**WHAT YOU HAVE TO DO**
Please continue the essay below on fossil fuel reserves and the carbon asset bubble, picking up right after its final paragraph about electric vehicles.

**TEXT SECTION**
Moreover, in its April 2013 report on “Tracking Clean Energy Progress,” the IEA warned, “The drive to clean up the world’s energy system has stalled.” This concern was based on their observation that from 1990 to 2010 the average carbon dioxide emitted to provide a given unit of energy in the global economy had “barely moved.” That’s hardly a finding to be celebrated, but it serves as an important reminder that while some renewable energy sources are growing rapidly, fossil fuel consumption is also growing, especially in the developing world — and from a much larger base.

The transition to lower-carbon energy sources is inevitable. However, it will take longer than many suppose, and it cannot be accomplished effectively with the technologies available today. That’s a view shared by observers with better environmental credentials than mine.

3. All Fossil Fuels Are Equally Vulnerable to a Bubble
As Mr. Gore correctly notes, “Not all carbon-intensive assets are created equal.” Unfortunately, that’s a distinction that some other supporters of the carbon asset bubble meme don’t seem to make, particularly with regard to oil and natural gas. The vulnerability of an investment in fossil fuel reserves or hardware to competition from renewable energy and decarbonization doesn’t just depend on the carbon intensity of the fuel type — its emissions per equivalent barrel or BTU — but also on its functions and unique attributes.

The best example of this might be a recent transaction involving the sale of a leading coal company’s mines. What’s behind this wasn’t just new EPA regulations making it much harder to build new coal-fired power plants in the US, but some fundamental, structural challenges facing coal. Power generation now accounts for 93% of US coal consumption, as non-power commercial and industrial demand has declined. This leaves coal producers increasingly reliant on a utility market that has many other--and cleaner--options for generating electricity. That’s particularly true as the production of natural gas, with lower lifecycle greenhouse gas emissions per Megawatt-hour of generation, ramps up, both domestically and globally. Coal accounts for about half of the global fossil fuel reserves that Mr. Gore and others presume to be caught up in an asset bubble.

Compare that to oil, which at 29% of global fossil fuel reserves, adjusted for energy content, still has no full-scale, mass-market alternative in its primary market of transportation energy. Despite a decade-long expansion, biofuels account for just over 3% of US liquid fuels consumption, on an energy-equivalent basis. They’re also encountering significant logistical challenges and concerns about the degree to which their production competes with food. This has contributed to efforts in the EU to limit the share of crop-based biofuels to around 6% of transportation energy. Biofuels have additional potential to displace petroleum use, particularly as technologies for converting cellulosic biomass become commercial, but barring a prompt technology breakthrough they appear incapable of substituting for more than a fraction of global oil demand in the next two decades.

Electric vehicles offer more oil-substitution potential in the long run, though they are growing from an even smaller base than wind and solar energy. Their growth will also impose new burdens on the power grid and expand the challenge of displacing the highest-emitting electricity generation with low-carbon sources.

Records excerpted from a collection
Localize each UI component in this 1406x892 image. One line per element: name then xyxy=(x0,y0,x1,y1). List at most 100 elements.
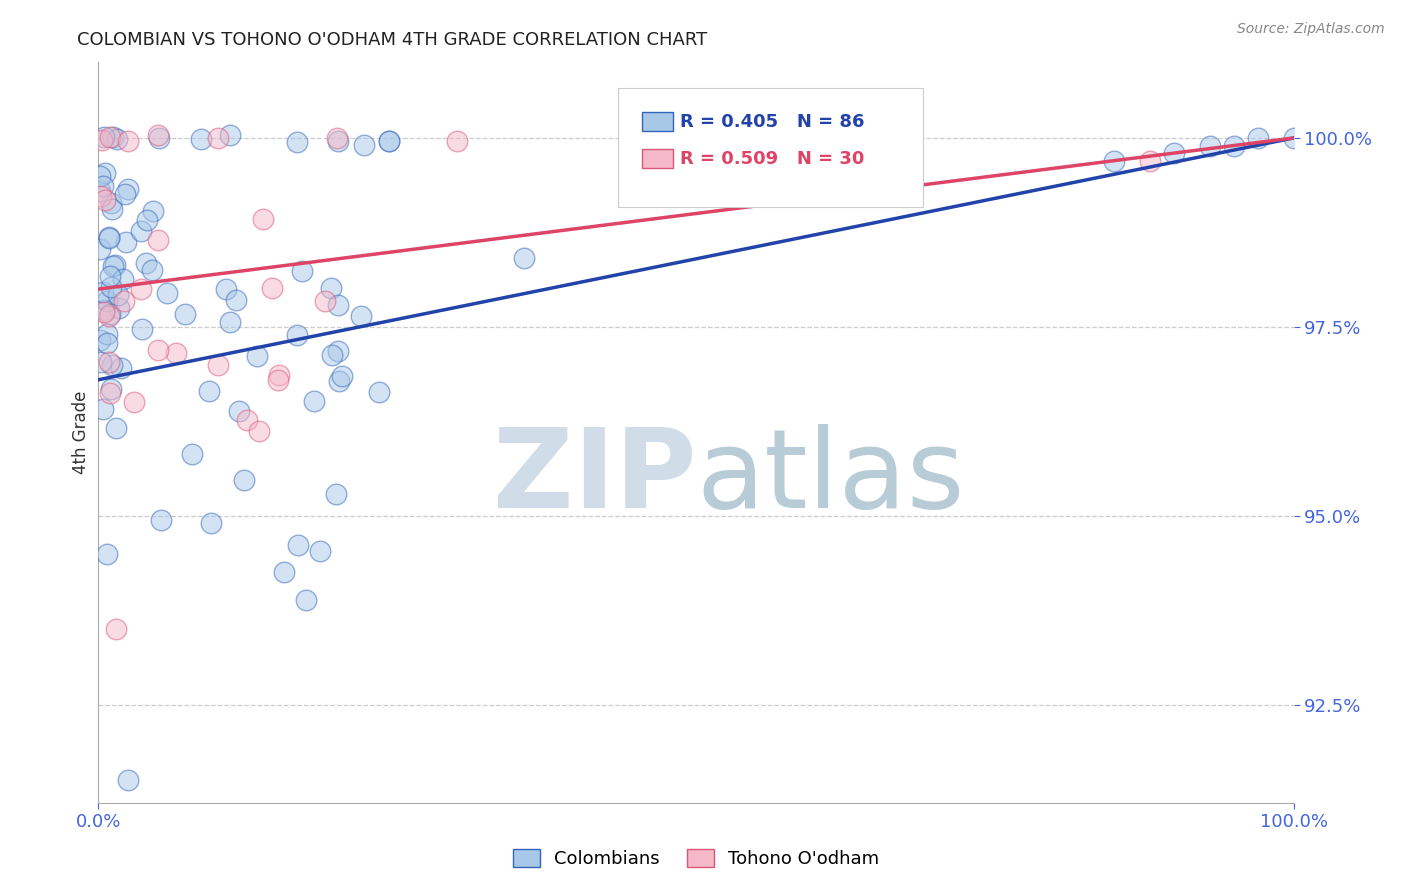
Point xyxy=(105,622,128,636)
Point xyxy=(96,293,118,308)
Point xyxy=(225,293,247,307)
Point xyxy=(93,303,115,318)
Point xyxy=(174,307,197,321)
Point xyxy=(353,137,375,152)
Point xyxy=(1199,138,1222,153)
Point xyxy=(96,326,118,341)
Point xyxy=(112,294,135,309)
Point xyxy=(93,166,115,180)
Point xyxy=(94,193,117,207)
Point xyxy=(304,394,326,409)
Point xyxy=(285,328,308,343)
Point xyxy=(114,235,136,250)
Point xyxy=(446,134,468,148)
FancyBboxPatch shape xyxy=(643,149,673,169)
Point xyxy=(252,211,274,226)
Point xyxy=(232,474,254,488)
Point xyxy=(287,537,309,551)
Point xyxy=(1163,146,1185,161)
Point xyxy=(218,315,240,329)
Point xyxy=(89,242,111,256)
Point xyxy=(215,282,238,296)
Point xyxy=(156,286,179,301)
Point xyxy=(135,255,157,269)
Point xyxy=(142,203,165,218)
Point xyxy=(98,307,121,321)
Point xyxy=(97,230,120,244)
Point xyxy=(260,281,283,295)
Point xyxy=(117,182,139,196)
Point xyxy=(98,386,121,401)
Point xyxy=(321,281,343,295)
Text: R = 0.509   N = 30: R = 0.509 N = 30 xyxy=(681,150,865,168)
Point xyxy=(141,263,163,277)
Point xyxy=(1247,131,1270,145)
Legend: Colombians, Tohono O'odham: Colombians, Tohono O'odham xyxy=(505,841,887,875)
Point xyxy=(326,134,349,148)
Point xyxy=(100,202,122,216)
Point xyxy=(285,135,308,149)
Point xyxy=(100,196,122,211)
Point xyxy=(326,343,349,358)
Point xyxy=(295,593,318,607)
Point xyxy=(236,413,259,427)
Point xyxy=(114,186,136,201)
Text: ZIP: ZIP xyxy=(492,424,696,531)
Point xyxy=(1223,138,1246,153)
Point xyxy=(149,513,172,527)
Point xyxy=(267,373,290,387)
Point xyxy=(91,285,114,300)
Point xyxy=(110,361,132,376)
Point xyxy=(200,516,222,530)
Point xyxy=(96,335,118,350)
Text: Source: ZipAtlas.com: Source: ZipAtlas.com xyxy=(1237,22,1385,37)
Point xyxy=(513,252,536,266)
Point xyxy=(89,169,111,184)
Point xyxy=(101,260,124,274)
Point xyxy=(105,132,128,146)
Point xyxy=(207,358,229,372)
Point xyxy=(165,346,187,360)
FancyBboxPatch shape xyxy=(643,112,673,131)
Text: atlas: atlas xyxy=(696,424,965,531)
Point xyxy=(104,258,127,272)
Point xyxy=(112,272,135,286)
Point xyxy=(129,282,152,296)
Point xyxy=(93,305,115,319)
Point xyxy=(96,547,118,561)
Point xyxy=(228,403,250,417)
Point xyxy=(103,129,125,144)
Point xyxy=(332,368,354,383)
Point xyxy=(98,355,121,369)
Point xyxy=(148,343,170,357)
Y-axis label: 4th Grade: 4th Grade xyxy=(72,391,90,475)
Point xyxy=(117,773,139,788)
Point xyxy=(91,133,114,147)
Point xyxy=(89,333,111,347)
Point xyxy=(107,301,129,315)
Point xyxy=(101,359,124,373)
Point xyxy=(321,348,343,362)
Point xyxy=(98,130,122,145)
Point xyxy=(377,134,399,148)
Point xyxy=(107,288,129,302)
Point xyxy=(314,294,336,309)
Point xyxy=(148,233,170,247)
Point xyxy=(148,130,170,145)
Point xyxy=(246,350,269,364)
Point xyxy=(100,382,122,396)
Point xyxy=(98,231,121,245)
Point xyxy=(350,309,373,323)
Point xyxy=(1282,131,1305,145)
Point xyxy=(249,424,271,438)
Point xyxy=(148,128,170,142)
Point xyxy=(131,322,153,336)
FancyBboxPatch shape xyxy=(619,88,922,207)
Point xyxy=(131,224,153,238)
Point xyxy=(326,131,349,145)
Point xyxy=(377,134,399,148)
Point xyxy=(89,184,111,198)
Text: R = 0.405   N = 86: R = 0.405 N = 86 xyxy=(681,112,865,130)
Point xyxy=(218,128,240,142)
Point xyxy=(1139,153,1161,168)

**RESPONSE TO THIS TASK**
Meanwhile, natural gas, at 20% of global fossil fuel reserves, offers the largest-scale, economic-without-subsidies substitute for either coal or oil. In any case, it has the lowest priority for substitution by renewables on an emissions basis, and so should be least susceptible to a notional carbon bubble.

4. A Large Change in Future Fossil Fuel Demand Would Have a Large Impact on Share Prices
Although Mr. Gore’s article includes a good deal of investor-savvy terminology, it is entirely lacking in two of the most important factors in the valuation of any company engaged in discovering and producing hydrocarbons: discounted cash flow (DCF) and production decline rates. Unlike tech companies such as Facebook or even Tesla, the primary investor value proposition for which depends on rapid growth and far-future profitability, most oil and gas companies are typically valued based on risked DCF models in which near-term production and profits count much more than distant ones.

At a conservative discount rate of 5%, the unrisked cash flow from ten years hence counts only 61% as much as next year’s, while cash flow 20 years hence counts only 38% as much. Announced changes in near-term cash flow due to unexpected fluctuations in production or margins would normally be expected to have a much bigger impact on share prices than an uncertain change in demand a decade or more in the future.

This is compounded by the decline curves typical of many large hydrocarbon projects. If the first 3-5 years of a project account for more than half its undiscounted cash flows, it won’t be very sensitive to long-term uncertainties, nor would a company made up of the aggregation of many projects with this characteristic. This is even truer of shale gas and tight oil projects, which yield faster returns and decline more rapidly.

I can’t speak for Wall Street's oil and gas analysts, but I’d be surprised based on past experience in the industry if the risk of a 10% or greater drop in global demand for oil or gas in the 2030s would have much of an effect on their price targets for companies — certainly not enough to qualify as a bubble.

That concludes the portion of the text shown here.